= Set task =
Would you restate all the data that follows, word for word?

Excerpts from a figure dataset:
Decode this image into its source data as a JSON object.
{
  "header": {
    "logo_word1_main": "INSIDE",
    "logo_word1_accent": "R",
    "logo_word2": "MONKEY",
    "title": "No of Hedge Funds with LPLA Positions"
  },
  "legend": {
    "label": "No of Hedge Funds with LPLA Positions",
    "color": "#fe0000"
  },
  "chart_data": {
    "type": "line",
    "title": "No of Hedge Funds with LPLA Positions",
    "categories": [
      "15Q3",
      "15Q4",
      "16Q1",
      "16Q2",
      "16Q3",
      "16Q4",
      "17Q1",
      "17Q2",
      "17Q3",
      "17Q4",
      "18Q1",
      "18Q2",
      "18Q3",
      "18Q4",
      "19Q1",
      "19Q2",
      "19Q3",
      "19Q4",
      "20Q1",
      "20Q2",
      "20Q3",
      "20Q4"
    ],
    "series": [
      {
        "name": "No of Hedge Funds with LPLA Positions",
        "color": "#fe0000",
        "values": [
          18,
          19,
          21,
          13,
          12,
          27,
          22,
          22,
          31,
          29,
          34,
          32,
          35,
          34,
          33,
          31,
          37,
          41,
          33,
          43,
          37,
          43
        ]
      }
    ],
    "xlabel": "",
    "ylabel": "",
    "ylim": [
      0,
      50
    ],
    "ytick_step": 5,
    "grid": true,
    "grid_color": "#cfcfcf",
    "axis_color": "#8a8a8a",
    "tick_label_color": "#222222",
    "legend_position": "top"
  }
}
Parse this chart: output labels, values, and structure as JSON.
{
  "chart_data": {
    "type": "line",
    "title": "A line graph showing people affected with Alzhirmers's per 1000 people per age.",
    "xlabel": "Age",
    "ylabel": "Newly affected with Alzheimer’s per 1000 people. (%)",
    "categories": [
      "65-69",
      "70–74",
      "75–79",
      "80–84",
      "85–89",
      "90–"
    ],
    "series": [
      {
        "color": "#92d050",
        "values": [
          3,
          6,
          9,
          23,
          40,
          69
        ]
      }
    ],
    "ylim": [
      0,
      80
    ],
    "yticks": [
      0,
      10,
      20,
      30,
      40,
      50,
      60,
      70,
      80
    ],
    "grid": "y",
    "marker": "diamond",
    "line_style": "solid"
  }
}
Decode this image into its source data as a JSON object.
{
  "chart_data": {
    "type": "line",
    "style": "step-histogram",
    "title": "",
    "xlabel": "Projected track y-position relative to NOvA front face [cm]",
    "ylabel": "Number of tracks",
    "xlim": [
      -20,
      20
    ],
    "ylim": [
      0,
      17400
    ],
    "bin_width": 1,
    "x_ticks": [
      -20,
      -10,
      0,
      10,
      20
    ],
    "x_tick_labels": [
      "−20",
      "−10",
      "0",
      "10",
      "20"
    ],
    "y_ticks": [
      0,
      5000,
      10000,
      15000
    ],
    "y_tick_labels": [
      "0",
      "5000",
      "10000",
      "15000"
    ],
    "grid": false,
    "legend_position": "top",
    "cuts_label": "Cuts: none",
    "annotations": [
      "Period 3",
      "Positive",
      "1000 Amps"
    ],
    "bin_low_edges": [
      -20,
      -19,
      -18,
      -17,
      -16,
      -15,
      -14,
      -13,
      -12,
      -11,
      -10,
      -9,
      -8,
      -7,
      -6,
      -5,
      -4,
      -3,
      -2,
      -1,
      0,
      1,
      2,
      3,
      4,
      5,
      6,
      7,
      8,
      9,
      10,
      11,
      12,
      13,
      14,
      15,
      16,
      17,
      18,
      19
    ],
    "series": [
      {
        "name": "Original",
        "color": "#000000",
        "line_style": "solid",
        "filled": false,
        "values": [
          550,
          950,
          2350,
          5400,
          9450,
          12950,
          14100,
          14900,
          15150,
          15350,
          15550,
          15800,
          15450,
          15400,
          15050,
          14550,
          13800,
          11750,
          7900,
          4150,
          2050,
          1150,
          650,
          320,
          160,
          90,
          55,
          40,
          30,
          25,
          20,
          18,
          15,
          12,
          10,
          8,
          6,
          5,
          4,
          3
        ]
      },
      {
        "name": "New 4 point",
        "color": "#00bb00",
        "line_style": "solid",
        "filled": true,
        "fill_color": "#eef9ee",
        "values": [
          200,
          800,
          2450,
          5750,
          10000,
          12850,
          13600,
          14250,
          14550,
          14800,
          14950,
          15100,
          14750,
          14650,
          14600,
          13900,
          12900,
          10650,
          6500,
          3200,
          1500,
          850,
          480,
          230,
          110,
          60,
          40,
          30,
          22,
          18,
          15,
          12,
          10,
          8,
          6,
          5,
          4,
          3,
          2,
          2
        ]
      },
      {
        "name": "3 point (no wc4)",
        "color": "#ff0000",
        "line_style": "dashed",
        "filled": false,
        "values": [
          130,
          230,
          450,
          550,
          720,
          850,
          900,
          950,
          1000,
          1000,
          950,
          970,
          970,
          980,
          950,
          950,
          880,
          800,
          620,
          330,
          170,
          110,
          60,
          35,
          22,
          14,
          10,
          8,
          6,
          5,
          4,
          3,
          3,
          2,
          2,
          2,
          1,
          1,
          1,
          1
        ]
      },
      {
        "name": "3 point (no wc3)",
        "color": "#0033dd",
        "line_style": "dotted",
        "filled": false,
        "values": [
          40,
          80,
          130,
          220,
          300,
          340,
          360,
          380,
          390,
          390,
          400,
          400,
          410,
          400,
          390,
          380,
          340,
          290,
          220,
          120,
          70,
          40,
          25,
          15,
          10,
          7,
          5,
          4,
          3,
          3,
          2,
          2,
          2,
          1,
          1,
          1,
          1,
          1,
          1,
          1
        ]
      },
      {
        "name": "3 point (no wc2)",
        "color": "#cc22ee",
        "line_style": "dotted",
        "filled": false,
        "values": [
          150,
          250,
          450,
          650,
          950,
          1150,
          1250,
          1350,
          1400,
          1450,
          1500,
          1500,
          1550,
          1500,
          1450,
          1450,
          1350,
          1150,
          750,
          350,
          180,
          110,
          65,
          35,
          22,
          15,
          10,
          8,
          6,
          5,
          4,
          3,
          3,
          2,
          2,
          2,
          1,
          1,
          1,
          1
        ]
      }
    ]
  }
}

= Answer for this exercise =
Decode this image into its source data as a JSON object.
{
  "header": {
    "logo_word1_main": "INSIDE",
    "logo_word1_accent": "R",
    "logo_word2": "MONKEY",
    "title": "No of Hedge Funds with LPLA Positions"
  },
  "legend": {
    "label": "No of Hedge Funds with LPLA Positions",
    "color": "#fe0000"
  },
  "chart_data": {
    "type": "line",
    "title": "No of Hedge Funds with LPLA Positions",
    "categories": [
      "15Q3",
      "15Q4",
      "16Q1",
      "16Q2",
      "16Q3",
      "16Q4",
      "17Q1",
      "17Q2",
      "17Q3",
      "17Q4",
      "18Q1",
      "18Q2",
      "18Q3",
      "18Q4",
      "19Q1",
      "19Q2",
      "19Q3",
      "19Q4",
      "20Q1",
      "20Q2",
      "20Q3",
      "20Q4"
    ],
    "series": [
      {
        "name": "No of Hedge Funds with LPLA Positions",
        "color": "#fe0000",
        "values": [
          18,
          19,
          21,
          13,
          12,
          27,
          22,
          22,
          31,
          29,
          34,
          32,
          35,
          34,
          33,
          31,
          37,
          41,
          33,
          43,
          37,
          43
        ]
      }
    ],
    "xlabel": "",
    "ylabel": "",
    "ylim": [
      0,
      50
    ],
    "ytick_step": 5,
    "grid": true,
    "grid_color": "#cfcfcf",
    "axis_color": "#8a8a8a",
    "tick_label_color": "#222222",
    "legend_position": "top"
  }
}
Parse this chart: output labels, values, and structure as JSON.
{
  "chart_data": {
    "type": "line",
    "title": "A line graph showing people affected with Alzhirmers's per 1000 people per age.",
    "xlabel": "Age",
    "ylabel": "Newly affected with Alzheimer’s per 1000 people. (%)",
    "categories": [
      "65-69",
      "70–74",
      "75–79",
      "80–84",
      "85–89",
      "90–"
    ],
    "series": [
      {
        "color": "#92d050",
        "values": [
          3,
          6,
          9,
          23,
          40,
          69
        ]
      }
    ],
    "ylim": [
      0,
      80
    ],
    "yticks": [
      0,
      10,
      20,
      30,
      40,
      50,
      60,
      70,
      80
    ],
    "grid": "y",
    "marker": "diamond",
    "line_style": "solid"
  }
}
Decode this image into its source data as a JSON object.
{
  "chart_data": {
    "type": "line",
    "style": "step-histogram",
    "title": "",
    "xlabel": "Projected track y-position relative to NOvA front face [cm]",
    "ylabel": "Number of tracks",
    "xlim": [
      -20,
      20
    ],
    "ylim": [
      0,
      17400
    ],
    "bin_width": 1,
    "x_ticks": [
      -20,
      -10,
      0,
      10,
      20
    ],
    "x_tick_labels": [
      "−20",
      "−10",
      "0",
      "10",
      "20"
    ],
    "y_ticks": [
      0,
      5000,
      10000,
      15000
    ],
    "y_tick_labels": [
      "0",
      "5000",
      "10000",
      "15000"
    ],
    "grid": false,
    "legend_position": "top",
    "cuts_label": "Cuts: none",
    "annotations": [
      "Period 3",
      "Positive",
      "1000 Amps"
    ],
    "bin_low_edges": [
      -20,
      -19,
      -18,
      -17,
      -16,
      -15,
      -14,
      -13,
      -12,
      -11,
      -10,
      -9,
      -8,
      -7,
      -6,
      -5,
      -4,
      -3,
      -2,
      -1,
      0,
      1,
      2,
      3,
      4,
      5,
      6,
      7,
      8,
      9,
      10,
      11,
      12,
      13,
      14,
      15,
      16,
      17,
      18,
      19
    ],
    "series": [
      {
        "name": "Original",
        "color": "#000000",
        "line_style": "solid",
        "filled": false,
        "values": [
          550,
          950,
          2350,
          5400,
          9450,
          12950,
          14100,
          14900,
          15150,
          15350,
          15550,
          15800,
          15450,
          15400,
          15050,
          14550,
          13800,
          11750,
          7900,
          4150,
          2050,
          1150,
          650,
          320,
          160,
          90,
          55,
          40,
          30,
          25,
          20,
          18,
          15,
          12,
          10,
          8,
          6,
          5,
          4,
          3
        ]
      },
      {
        "name": "New 4 point",
        "color": "#00bb00",
        "line_style": "solid",
        "filled": true,
        "fill_color": "#eef9ee",
        "values": [
          200,
          800,
          2450,
          5750,
          10000,
          12850,
          13600,
          14250,
          14550,
          14800,
          14950,
          15100,
          14750,
          14650,
          14600,
          13900,
          12900,
          10650,
          6500,
          3200,
          1500,
          850,
          480,
          230,
          110,
          60,
          40,
          30,
          22,
          18,
          15,
          12,
          10,
          8,
          6,
          5,
          4,
          3,
          2,
          2
        ]
      },
      {
        "name": "3 point (no wc4)",
        "color": "#ff0000",
        "line_style": "dashed",
        "filled": false,
        "values": [
          130,
          230,
          450,
          550,
          720,
          850,
          900,
          950,
          1000,
          1000,
          950,
          970,
          970,
          980,
          950,
          950,
          880,
          800,
          620,
          330,
          170,
          110,
          60,
          35,
          22,
          14,
          10,
          8,
          6,
          5,
          4,
          3,
          3,
          2,
          2,
          2,
          1,
          1,
          1,
          1
        ]
      },
      {
        "name": "3 point (no wc3)",
        "color": "#0033dd",
        "line_style": "dotted",
        "filled": false,
        "values": [
          40,
          80,
          130,
          220,
          300,
          340,
          360,
          380,
          390,
          390,
          400,
          400,
          410,
          400,
          390,
          380,
          340,
          290,
          220,
          120,
          70,
          40,
          25,
          15,
          10,
          7,
          5,
          4,
          3,
          3,
          2,
          2,
          2,
          1,
          1,
          1,
          1,
          1,
          1,
          1
        ]
      },
      {
        "name": "3 point (no wc2)",
        "color": "#cc22ee",
        "line_style": "dotted",
        "filled": false,
        "values": [
          150,
          250,
          450,
          650,
          950,
          1150,
          1250,
          1350,
          1400,
          1450,
          1500,
          1500,
          1550,
          1500,
          1450,
          1450,
          1350,
          1150,
          750,
          350,
          180,
          110,
          65,
          35,
          22,
          15,
          10,
          8,
          6,
          5,
          4,
          3,
          3,
          2,
          2,
          2,
          1,
          1,
          1,
          1
        ]
      }
    ]
  }
}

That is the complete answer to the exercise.